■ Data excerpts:
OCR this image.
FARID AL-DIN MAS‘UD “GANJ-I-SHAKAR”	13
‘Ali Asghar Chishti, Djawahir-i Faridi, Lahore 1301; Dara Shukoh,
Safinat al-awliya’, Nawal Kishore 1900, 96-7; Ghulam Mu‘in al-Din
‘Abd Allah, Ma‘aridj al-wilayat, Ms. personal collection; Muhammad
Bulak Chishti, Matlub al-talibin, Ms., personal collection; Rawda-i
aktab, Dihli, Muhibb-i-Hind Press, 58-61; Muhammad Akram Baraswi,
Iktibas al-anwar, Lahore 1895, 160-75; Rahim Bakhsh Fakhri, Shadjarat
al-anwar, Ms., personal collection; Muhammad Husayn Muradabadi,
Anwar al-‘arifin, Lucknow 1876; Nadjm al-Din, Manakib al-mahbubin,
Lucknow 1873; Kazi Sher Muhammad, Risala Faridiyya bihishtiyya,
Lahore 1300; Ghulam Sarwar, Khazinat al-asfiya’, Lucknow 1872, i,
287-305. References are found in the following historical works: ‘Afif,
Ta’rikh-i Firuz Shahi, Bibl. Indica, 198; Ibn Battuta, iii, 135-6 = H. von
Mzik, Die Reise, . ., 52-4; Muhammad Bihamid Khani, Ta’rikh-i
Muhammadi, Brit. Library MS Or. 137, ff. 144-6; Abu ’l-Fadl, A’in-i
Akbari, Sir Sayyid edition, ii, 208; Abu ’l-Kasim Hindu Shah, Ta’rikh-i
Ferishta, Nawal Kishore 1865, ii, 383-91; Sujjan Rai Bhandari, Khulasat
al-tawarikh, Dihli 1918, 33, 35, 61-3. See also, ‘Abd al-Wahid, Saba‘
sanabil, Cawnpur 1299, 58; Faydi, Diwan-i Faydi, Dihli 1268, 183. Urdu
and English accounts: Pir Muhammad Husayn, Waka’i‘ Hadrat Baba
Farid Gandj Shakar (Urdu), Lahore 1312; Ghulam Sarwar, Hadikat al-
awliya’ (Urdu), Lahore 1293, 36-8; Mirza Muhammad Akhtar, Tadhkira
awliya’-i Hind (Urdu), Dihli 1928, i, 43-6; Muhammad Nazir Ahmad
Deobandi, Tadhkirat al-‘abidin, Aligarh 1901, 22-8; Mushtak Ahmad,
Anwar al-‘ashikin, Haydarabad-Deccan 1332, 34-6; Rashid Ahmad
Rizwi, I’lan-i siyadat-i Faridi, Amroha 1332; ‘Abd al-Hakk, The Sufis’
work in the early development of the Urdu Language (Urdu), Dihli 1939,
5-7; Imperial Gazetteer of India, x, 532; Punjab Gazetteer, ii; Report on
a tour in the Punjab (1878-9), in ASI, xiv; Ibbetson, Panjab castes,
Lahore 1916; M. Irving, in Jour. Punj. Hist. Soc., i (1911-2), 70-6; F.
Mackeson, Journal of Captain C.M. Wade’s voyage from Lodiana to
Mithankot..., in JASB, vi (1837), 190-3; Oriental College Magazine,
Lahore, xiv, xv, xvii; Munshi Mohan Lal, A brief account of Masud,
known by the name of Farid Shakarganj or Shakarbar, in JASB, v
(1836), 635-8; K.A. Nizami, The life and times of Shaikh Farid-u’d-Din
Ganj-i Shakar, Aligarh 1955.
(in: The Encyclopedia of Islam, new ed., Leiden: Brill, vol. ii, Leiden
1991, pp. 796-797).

■ REQUIREMENT: Your task is to retype all of the records exactly.

■ SOLUTION FOR THIS EXERCISE:
OCR this image.
FARID AL-DIN MAS‘UD “GANJ-I-SHAKAR”	13
‘Ali Asghar Chishti, Djawahir-i Faridi, Lahore 1301; Dara Shukoh,
Safinat al-awliya’, Nawal Kishore 1900, 96-7; Ghulam Mu‘in al-Din
‘Abd Allah, Ma‘aridj al-wilayat, Ms. personal collection; Muhammad
Bulak Chishti, Matlub al-talibin, Ms., personal collection; Rawda-i
aktab, Dihli, Muhibb-i-Hind Press, 58-61; Muhammad Akram Baraswi,
Iktibas al-anwar, Lahore 1895, 160-75; Rahim Bakhsh Fakhri, Shadjarat
al-anwar, Ms., personal collection; Muhammad Husayn Muradabadi,
Anwar al-‘arifin, Lucknow 1876; Nadjm al-Din, Manakib al-mahbubin,
Lucknow 1873; Kazi Sher Muhammad, Risala Faridiyya bihishtiyya,
Lahore 1300; Ghulam Sarwar, Khazinat al-asfiya’, Lucknow 1872, i,
287-305. References are found in the following historical works: ‘Afif,
Ta’rikh-i Firuz Shahi, Bibl. Indica, 198; Ibn Battuta, iii, 135-6 = H. von
Mzik, Die Reise, . ., 52-4; Muhammad Bihamid Khani, Ta’rikh-i
Muhammadi, Brit. Library MS Or. 137, ff. 144-6; Abu ’l-Fadl, A’in-i
Akbari, Sir Sayyid edition, ii, 208; Abu ’l-Kasim Hindu Shah, Ta’rikh-i
Ferishta, Nawal Kishore 1865, ii, 383-91; Sujjan Rai Bhandari, Khulasat
al-tawarikh, Dihli 1918, 33, 35, 61-3. See also, ‘Abd al-Wahid, Saba‘
sanabil, Cawnpur 1299, 58; Faydi, Diwan-i Faydi, Dihli 1268, 183. Urdu
and English accounts: Pir Muhammad Husayn, Waka’i‘ Hadrat Baba
Farid Gandj Shakar (Urdu), Lahore 1312; Ghulam Sarwar, Hadikat al-
awliya’ (Urdu), Lahore 1293, 36-8; Mirza Muhammad Akhtar, Tadhkira
awliya’-i Hind (Urdu), Dihli 1928, i, 43-6; Muhammad Nazir Ahmad
Deobandi, Tadhkirat al-‘abidin, Aligarh 1901, 22-8; Mushtak Ahmad,
Anwar al-‘ashikin, Haydarabad-Deccan 1332, 34-6; Rashid Ahmad
Rizwi, I’lan-i siyadat-i Faridi, Amroha 1332; ‘Abd al-Hakk, The Sufis’
work in the early development of the Urdu Language (Urdu), Dihli 1939,
5-7; Imperial Gazetteer of India, x, 532; Punjab Gazetteer, ii; Report on
a tour in the Punjab (1878-9), in ASI, xiv; Ibbetson, Panjab castes,
Lahore 1916; M. Irving, in Jour. Punj. Hist. Soc., i (1911-2), 70-6; F.
Mackeson, Journal of Captain C.M. Wade’s voyage from Lodiana to
Mithankot..., in JASB, vi (1837), 190-3; Oriental College Magazine,
Lahore, xiv, xv, xvii; Munshi Mohan Lal, A brief account of Masud,
known by the name of Farid Shakarganj or Shakarbar, in JASB, v
(1836), 635-8; K.A. Nizami, The life and times of Shaikh Farid-u’d-Din
Ganj-i Shakar, Aligarh 1955.
(in: The Encyclopedia of Islam, new ed., Leiden: Brill, vol. ii, Leiden
1991, pp. 796-797).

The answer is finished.